→ Task statement
Quote the lines below exactly, from the one that holds "Extract the structured" through the final line of the records, and only those.

→ Supplied records
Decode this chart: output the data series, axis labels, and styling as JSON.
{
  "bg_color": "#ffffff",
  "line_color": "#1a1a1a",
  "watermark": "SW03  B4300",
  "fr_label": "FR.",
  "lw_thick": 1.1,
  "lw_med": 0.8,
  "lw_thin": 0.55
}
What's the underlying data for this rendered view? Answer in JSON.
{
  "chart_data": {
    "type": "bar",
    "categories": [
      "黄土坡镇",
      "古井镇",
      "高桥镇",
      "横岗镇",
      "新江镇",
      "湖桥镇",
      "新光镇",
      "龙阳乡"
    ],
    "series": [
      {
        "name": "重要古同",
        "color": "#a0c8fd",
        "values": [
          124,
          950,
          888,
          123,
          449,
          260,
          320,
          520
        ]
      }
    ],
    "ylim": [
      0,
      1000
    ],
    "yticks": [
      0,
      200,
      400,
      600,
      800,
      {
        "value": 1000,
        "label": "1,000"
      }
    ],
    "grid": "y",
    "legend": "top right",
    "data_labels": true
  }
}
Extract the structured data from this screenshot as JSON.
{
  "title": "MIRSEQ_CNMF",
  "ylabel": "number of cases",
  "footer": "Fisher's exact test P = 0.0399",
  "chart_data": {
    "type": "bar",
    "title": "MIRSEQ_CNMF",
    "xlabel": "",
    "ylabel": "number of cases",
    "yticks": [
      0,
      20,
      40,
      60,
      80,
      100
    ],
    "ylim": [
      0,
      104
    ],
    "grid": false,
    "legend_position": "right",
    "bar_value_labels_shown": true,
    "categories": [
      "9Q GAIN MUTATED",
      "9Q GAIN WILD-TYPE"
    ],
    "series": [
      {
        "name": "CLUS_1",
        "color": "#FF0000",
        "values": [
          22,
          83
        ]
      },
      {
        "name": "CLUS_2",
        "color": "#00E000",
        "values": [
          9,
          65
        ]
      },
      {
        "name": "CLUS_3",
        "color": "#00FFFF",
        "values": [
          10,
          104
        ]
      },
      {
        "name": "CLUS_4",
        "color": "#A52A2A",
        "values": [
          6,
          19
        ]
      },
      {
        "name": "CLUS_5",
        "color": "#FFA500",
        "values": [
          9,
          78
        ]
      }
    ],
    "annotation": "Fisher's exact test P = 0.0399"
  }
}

→ The completed task
Extract the structured data from this screenshot as JSON.
{
  "title": "MIRSEQ_CNMF",
  "ylabel": "number of cases",
  "footer": "Fisher's exact test P = 0.0399",
  "chart_data": {
    "type": "bar",
    "title": "MIRSEQ_CNMF",
    "xlabel": "",
    "ylabel": "number of cases",
    "yticks": [
      0,
      20,
      40,
      60,
      80,
      100
    ],
    "ylim": [
      0,
      104
    ],
    "grid": false,
    "legend_position": "right",
    "bar_value_labels_shown": true,
    "categories": [
      "9Q GAIN MUTATED",
      "9Q GAIN WILD-TYPE"
    ],
    "series": [
      {
        "name": "CLUS_1",
        "color": "#FF0000",
        "values": [
          22,
          83
        ]
      },
      {
        "name": "CLUS_2",
        "color": "#00E000",
        "values": [
          9,
          65
        ]
      },
      {
        "name": "CLUS_3",
        "color": "#00FFFF",
        "values": [
          10,
          104
        ]
      },
      {
        "name": "CLUS_4",
        "color": "#A52A2A",
        "values": [
          6,
          19
        ]
      },
      {
        "name": "CLUS_5",
        "color": "#FFA500",
        "values": [
          9,
          78
        ]
      }
    ],
    "annotation": "Fisher's exact test P = 0.0399"
  }
}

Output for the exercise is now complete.